>> START

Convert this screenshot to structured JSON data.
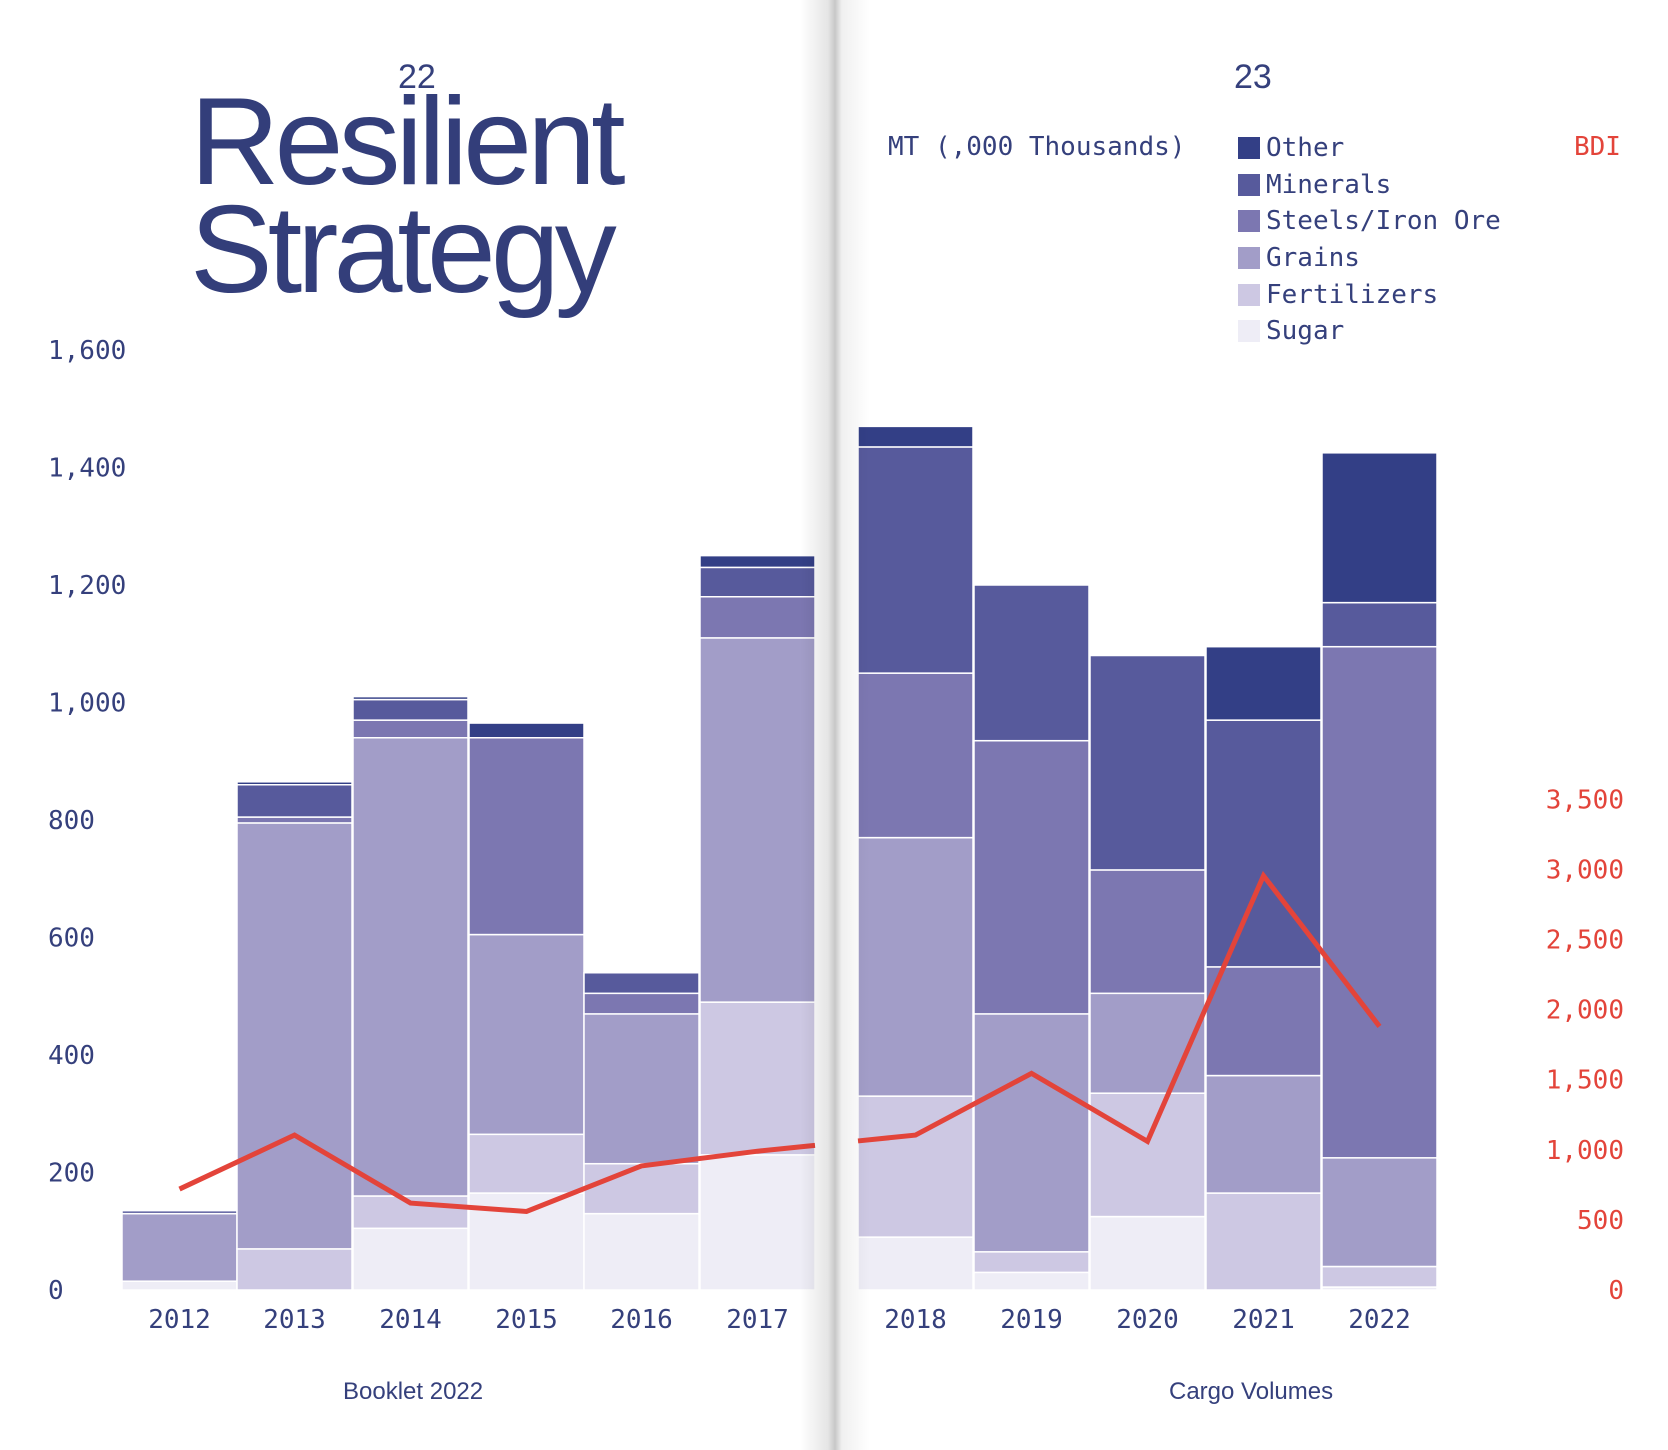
{
  "pages": {
    "left": {
      "number": "22",
      "title_line1": "Resilient",
      "title_line2": "Strategy",
      "footer": "Booklet 2022"
    },
    "right": {
      "number": "23",
      "footer": "Cargo Volumes"
    }
  },
  "colors": {
    "Sugar": "#eeedf6",
    "Fertilizers": "#cdc8e3",
    "Grains": "#a29dc8",
    "Steels/Iron Ore": "#7c77b1",
    "Minerals": "#575a9c",
    "Other": "#333f86",
    "bdi_line": "#e3443a",
    "axis_text": "#35407c"
  },
  "chart_data": {
    "type": "bar",
    "stacked": true,
    "unit_label": "MT (,000 Thousands)",
    "categories": [
      "2012",
      "2013",
      "2014",
      "2015",
      "2016",
      "2017",
      "2018",
      "2019",
      "2020",
      "2021",
      "2022"
    ],
    "series": [
      {
        "name": "Sugar",
        "values": [
          15,
          0,
          105,
          165,
          130,
          230,
          90,
          30,
          125,
          0,
          5
        ]
      },
      {
        "name": "Fertilizers",
        "values": [
          0,
          70,
          55,
          100,
          85,
          260,
          240,
          35,
          210,
          165,
          35
        ]
      },
      {
        "name": "Grains",
        "values": [
          115,
          725,
          780,
          340,
          255,
          620,
          440,
          405,
          170,
          200,
          185
        ]
      },
      {
        "name": "Steels/Iron Ore",
        "values": [
          0,
          10,
          30,
          335,
          35,
          70,
          280,
          465,
          210,
          185,
          870
        ]
      },
      {
        "name": "Minerals",
        "values": [
          5,
          55,
          35,
          0,
          35,
          50,
          385,
          265,
          365,
          420,
          75
        ]
      },
      {
        "name": "Other",
        "values": [
          0,
          5,
          5,
          25,
          0,
          20,
          35,
          0,
          0,
          125,
          255
        ]
      }
    ],
    "legend_order": [
      "Other",
      "Minerals",
      "Steels/Iron Ore",
      "Grains",
      "Fertilizers",
      "Sugar"
    ],
    "y_left": {
      "ticks": [
        "0",
        "200",
        "400",
        "600",
        "800",
        "1,000",
        "1,200",
        "1,400",
        "1,600"
      ]
    },
    "y_right": {
      "label": "BDI",
      "ticks": [
        "0",
        "500",
        "1,000",
        "1,500",
        "2,000",
        "2,500",
        "3,000",
        "3,500"
      ]
    },
    "bdi": {
      "name": "BDI",
      "values": [
        720,
        1105,
        620,
        560,
        885,
        990,
        1105,
        1545,
        1060,
        2955,
        1880
      ]
    },
    "bdi_spans_gap": false
  }
}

>> END

● **What is needed**
Transcribe each entry precisely as given, leaving the pictures out.

● **Response to this exercise**
Convert this screenshot to structured JSON data.
{
  "pages": {
    "left": {
      "number": "22",
      "title_line1": "Resilient",
      "title_line2": "Strategy",
      "footer": "Booklet 2022"
    },
    "right": {
      "number": "23",
      "footer": "Cargo Volumes"
    }
  },
  "colors": {
    "Sugar": "#eeedf6",
    "Fertilizers": "#cdc8e3",
    "Grains": "#a29dc8",
    "Steels/Iron Ore": "#7c77b1",
    "Minerals": "#575a9c",
    "Other": "#333f86",
    "bdi_line": "#e3443a",
    "axis_text": "#35407c"
  },
  "chart_data": {
    "type": "bar",
    "stacked": true,
    "unit_label": "MT (,000 Thousands)",
    "categories": [
      "2012",
      "2013",
      "2014",
      "2015",
      "2016",
      "2017",
      "2018",
      "2019",
      "2020",
      "2021",
      "2022"
    ],
    "series": [
      {
        "name": "Sugar",
        "values": [
          15,
          0,
          105,
          165,
          130,
          230,
          90,
          30,
          125,
          0,
          5
        ]
      },
      {
        "name": "Fertilizers",
        "values": [
          0,
          70,
          55,
          100,
          85,
          260,
          240,
          35,
          210,
          165,
          35
        ]
      },
      {
        "name": "Grains",
        "values": [
          115,
          725,
          780,
          340,
          255,
          620,
          440,
          405,
          170,
          200,
          185
        ]
      },
      {
        "name": "Steels/Iron Ore",
        "values": [
          0,
          10,
          30,
          335,
          35,
          70,
          280,
          465,
          210,
          185,
          870
        ]
      },
      {
        "name": "Minerals",
        "values": [
          5,
          55,
          35,
          0,
          35,
          50,
          385,
          265,
          365,
          420,
          75
        ]
      },
      {
        "name": "Other",
        "values": [
          0,
          5,
          5,
          25,
          0,
          20,
          35,
          0,
          0,
          125,
          255
        ]
      }
    ],
    "legend_order": [
      "Other",
      "Minerals",
      "Steels/Iron Ore",
      "Grains",
      "Fertilizers",
      "Sugar"
    ],
    "y_left": {
      "ticks": [
        "0",
        "200",
        "400",
        "600",
        "800",
        "1,000",
        "1,200",
        "1,400",
        "1,600"
      ]
    },
    "y_right": {
      "label": "BDI",
      "ticks": [
        "0",
        "500",
        "1,000",
        "1,500",
        "2,000",
        "2,500",
        "3,000",
        "3,500"
      ]
    },
    "bdi": {
      "name": "BDI",
      "values": [
        720,
        1105,
        620,
        560,
        885,
        990,
        1105,
        1545,
        1060,
        2955,
        1880
      ]
    },
    "bdi_spans_gap": false
  }
}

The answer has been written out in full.